2. Regularization (L1 & L2)

Regularization prevents overfitting (where a model performs perfectly on training data but poorly on new data) by adding a penalty term to the cost function.

Feature	Ridge Regression (L2)	Lasso Regression (L1)
Penalty	Adds “squared magnitude” of coefficients.	Adds “absolute value magnitude” of coefficients.
Effect	Shrinks coefficients toward zero, but never exactly zero.	Can shrink coefficients to exactly zero.
Best Use	When most variables are useful.	For feature selection (removes useless variables).

3. Classification

Classification is used when the target variable is categorical (e.g., Yes/No, Spam/Not Spam).

Logistic Regression

Despite its name, it’s a classification algorithm. It uses the Sigmoid function to output a probability between 0 and 1.

Example: Predicting if an email is “Spam” (1) or “Not Spam” (0).

K-Nearest Neighbors (KNN)

A “lazy learner” that classifies a data point based on how its neighbors are classified. If $K=3$, the model looks at the 3 closest points and takes a majority vote.

Example: Recommending a movie to a user based on the preferences of 5 similar users.
■ ■ ■ ■ ■
TO BE DONE: Please quote the machine learning text between "2. Regularization (L1" and "Yes/No, Spam/Not Spam).", inclusive, word for word.

Data records
■ ■ ■ ■ ■
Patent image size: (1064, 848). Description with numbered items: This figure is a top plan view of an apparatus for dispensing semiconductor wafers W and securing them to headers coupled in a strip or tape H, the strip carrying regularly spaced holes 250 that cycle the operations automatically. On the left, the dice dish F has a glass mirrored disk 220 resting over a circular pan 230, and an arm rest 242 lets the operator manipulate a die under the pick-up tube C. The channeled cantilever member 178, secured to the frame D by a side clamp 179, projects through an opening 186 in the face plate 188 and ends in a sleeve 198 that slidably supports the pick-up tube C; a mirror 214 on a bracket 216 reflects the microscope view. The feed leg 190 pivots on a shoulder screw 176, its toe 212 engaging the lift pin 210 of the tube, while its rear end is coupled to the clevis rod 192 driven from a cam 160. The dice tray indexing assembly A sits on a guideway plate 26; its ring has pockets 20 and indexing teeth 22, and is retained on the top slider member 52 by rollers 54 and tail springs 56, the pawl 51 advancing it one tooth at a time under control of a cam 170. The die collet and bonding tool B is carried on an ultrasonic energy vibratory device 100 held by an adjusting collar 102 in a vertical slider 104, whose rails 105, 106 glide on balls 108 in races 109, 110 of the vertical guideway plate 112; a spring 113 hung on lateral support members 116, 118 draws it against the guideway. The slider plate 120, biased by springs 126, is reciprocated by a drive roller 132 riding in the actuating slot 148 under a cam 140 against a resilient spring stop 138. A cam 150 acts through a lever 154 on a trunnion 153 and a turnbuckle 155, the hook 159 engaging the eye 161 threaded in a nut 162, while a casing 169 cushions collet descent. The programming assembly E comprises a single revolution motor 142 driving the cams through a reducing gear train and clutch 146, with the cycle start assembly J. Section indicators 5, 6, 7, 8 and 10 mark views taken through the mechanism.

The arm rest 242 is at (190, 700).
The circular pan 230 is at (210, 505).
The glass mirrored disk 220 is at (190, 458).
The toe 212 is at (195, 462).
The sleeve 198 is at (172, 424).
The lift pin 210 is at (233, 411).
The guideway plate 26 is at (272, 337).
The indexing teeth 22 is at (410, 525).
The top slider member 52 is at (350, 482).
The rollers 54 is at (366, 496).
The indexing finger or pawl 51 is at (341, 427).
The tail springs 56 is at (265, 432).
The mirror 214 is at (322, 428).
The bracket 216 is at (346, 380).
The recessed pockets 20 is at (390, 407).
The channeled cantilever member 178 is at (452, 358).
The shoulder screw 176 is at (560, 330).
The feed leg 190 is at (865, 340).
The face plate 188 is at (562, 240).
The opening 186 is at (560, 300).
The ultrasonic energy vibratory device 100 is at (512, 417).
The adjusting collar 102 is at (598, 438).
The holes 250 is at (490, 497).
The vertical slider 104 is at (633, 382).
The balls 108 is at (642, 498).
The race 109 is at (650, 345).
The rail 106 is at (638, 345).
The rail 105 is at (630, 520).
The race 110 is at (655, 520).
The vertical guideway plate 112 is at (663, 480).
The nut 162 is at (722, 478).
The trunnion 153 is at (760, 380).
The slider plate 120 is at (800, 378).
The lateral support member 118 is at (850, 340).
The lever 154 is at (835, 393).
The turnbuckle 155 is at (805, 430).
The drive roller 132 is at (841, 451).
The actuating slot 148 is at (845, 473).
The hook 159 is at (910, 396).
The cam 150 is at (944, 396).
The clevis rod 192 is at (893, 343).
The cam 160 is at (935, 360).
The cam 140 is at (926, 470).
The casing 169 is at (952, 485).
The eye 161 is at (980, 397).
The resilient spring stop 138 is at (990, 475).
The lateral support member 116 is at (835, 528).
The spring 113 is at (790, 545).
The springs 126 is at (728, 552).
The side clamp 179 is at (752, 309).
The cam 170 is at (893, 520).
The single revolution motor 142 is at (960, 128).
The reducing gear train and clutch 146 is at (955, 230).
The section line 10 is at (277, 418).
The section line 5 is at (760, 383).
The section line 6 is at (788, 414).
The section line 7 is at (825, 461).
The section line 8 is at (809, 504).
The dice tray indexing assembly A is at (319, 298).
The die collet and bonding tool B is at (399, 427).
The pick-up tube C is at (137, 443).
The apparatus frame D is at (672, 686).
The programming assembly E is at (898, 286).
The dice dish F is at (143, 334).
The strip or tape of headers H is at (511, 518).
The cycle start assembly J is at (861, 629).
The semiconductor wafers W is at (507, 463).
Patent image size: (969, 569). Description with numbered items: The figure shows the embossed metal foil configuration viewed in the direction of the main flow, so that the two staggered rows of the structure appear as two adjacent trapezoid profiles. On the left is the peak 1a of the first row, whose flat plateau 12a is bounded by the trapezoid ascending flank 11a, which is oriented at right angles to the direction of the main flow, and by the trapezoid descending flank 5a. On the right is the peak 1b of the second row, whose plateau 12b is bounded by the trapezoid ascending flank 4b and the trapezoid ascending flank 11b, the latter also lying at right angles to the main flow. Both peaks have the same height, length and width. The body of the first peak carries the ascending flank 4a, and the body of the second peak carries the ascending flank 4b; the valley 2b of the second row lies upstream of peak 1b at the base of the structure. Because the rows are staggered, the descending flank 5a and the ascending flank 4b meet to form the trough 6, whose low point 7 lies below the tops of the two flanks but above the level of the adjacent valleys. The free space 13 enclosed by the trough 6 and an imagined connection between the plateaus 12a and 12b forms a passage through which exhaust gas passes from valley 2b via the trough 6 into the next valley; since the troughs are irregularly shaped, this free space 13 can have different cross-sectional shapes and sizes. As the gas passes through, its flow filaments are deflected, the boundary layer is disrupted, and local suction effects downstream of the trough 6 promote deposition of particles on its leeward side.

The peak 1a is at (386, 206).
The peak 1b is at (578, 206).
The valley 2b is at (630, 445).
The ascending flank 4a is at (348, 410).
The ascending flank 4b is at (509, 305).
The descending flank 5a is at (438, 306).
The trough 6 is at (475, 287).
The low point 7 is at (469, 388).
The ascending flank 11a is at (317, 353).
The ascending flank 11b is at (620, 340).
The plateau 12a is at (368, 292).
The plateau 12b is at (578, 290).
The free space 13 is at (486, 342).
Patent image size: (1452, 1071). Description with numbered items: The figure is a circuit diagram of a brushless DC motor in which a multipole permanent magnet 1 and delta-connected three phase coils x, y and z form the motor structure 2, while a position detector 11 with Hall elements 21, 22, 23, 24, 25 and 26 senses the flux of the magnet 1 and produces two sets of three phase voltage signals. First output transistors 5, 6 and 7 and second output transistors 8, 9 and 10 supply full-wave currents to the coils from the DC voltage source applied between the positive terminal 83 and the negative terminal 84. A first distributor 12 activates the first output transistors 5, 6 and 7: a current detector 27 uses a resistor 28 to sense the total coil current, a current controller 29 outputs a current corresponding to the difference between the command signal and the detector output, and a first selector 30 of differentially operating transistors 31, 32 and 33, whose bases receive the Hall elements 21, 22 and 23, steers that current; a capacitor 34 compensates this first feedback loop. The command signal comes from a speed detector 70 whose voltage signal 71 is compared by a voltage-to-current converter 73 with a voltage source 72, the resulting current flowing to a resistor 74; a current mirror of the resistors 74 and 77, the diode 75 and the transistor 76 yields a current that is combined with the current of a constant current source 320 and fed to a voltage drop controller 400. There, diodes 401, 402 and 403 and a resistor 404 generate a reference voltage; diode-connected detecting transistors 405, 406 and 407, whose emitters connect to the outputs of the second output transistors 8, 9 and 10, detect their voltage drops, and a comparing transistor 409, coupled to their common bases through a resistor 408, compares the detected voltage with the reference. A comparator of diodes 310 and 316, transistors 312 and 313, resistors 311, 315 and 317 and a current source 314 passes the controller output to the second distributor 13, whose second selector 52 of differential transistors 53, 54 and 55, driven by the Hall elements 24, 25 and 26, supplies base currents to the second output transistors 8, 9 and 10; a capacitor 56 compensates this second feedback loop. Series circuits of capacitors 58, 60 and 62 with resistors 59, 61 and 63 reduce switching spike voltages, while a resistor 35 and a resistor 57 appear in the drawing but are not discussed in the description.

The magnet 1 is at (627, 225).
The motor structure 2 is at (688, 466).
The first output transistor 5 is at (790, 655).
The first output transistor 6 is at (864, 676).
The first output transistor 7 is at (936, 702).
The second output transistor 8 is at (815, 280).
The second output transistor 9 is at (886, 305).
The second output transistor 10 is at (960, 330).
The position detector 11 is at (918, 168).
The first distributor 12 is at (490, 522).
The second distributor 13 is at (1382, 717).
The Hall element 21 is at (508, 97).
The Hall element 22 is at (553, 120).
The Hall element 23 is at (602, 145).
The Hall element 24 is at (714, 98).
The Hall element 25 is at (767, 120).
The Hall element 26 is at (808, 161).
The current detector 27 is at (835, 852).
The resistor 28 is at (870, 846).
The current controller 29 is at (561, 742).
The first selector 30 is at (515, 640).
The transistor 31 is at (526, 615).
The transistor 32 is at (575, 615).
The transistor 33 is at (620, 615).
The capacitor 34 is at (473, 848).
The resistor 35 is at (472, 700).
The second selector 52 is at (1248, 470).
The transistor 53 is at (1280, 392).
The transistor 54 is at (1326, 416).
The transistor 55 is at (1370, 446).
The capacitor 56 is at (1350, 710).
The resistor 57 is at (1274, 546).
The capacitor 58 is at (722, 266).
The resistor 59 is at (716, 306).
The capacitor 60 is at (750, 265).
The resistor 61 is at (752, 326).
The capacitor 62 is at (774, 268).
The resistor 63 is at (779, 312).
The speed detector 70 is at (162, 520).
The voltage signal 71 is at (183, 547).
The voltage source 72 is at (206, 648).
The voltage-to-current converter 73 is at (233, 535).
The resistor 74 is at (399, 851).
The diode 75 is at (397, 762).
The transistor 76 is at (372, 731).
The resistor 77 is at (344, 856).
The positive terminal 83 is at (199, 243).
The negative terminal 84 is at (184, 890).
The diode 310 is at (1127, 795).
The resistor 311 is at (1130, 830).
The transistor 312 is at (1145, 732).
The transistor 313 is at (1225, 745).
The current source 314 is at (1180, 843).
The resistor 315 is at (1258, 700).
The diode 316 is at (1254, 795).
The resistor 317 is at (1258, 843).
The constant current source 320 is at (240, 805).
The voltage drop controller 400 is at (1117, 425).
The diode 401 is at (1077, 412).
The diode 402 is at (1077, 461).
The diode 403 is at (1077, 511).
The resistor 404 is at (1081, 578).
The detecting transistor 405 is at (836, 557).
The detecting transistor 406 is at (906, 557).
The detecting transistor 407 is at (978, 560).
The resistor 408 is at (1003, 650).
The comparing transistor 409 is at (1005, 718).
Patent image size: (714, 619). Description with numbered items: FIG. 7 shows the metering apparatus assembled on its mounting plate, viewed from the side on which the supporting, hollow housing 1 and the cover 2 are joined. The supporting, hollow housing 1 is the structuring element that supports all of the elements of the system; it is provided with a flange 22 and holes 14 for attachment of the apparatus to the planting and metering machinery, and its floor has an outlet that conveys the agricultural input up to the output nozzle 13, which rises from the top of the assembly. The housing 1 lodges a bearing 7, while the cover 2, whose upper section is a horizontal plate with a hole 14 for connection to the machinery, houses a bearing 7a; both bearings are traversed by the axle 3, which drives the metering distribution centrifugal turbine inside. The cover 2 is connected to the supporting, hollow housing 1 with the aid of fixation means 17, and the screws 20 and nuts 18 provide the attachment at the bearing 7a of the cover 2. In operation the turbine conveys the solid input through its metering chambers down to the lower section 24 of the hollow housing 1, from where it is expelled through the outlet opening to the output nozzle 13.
■ ■ ■ ■ ■
ANSWER TO THE TASK:
2. Regularization (L1 & L2)

Regularization prevents overfitting (where a model performs perfectly on training data but poorly on new data) by adding a penalty term to the cost function.

Feature	Ridge Regression (L2)	Lasso Regression (L1)
Penalty	Adds “squared magnitude” of coefficients.	Adds “absolute value magnitude” of coefficients.
Effect	Shrinks coefficients toward zero, but never exactly zero.	Can shrink coefficients to exactly zero.
Best Use	When most variables are useful.	For feature selection (removes useless variables).

3. Classification

Classification is used when the target variable is categorical (e.g., Yes/No, Spam/Not Spam).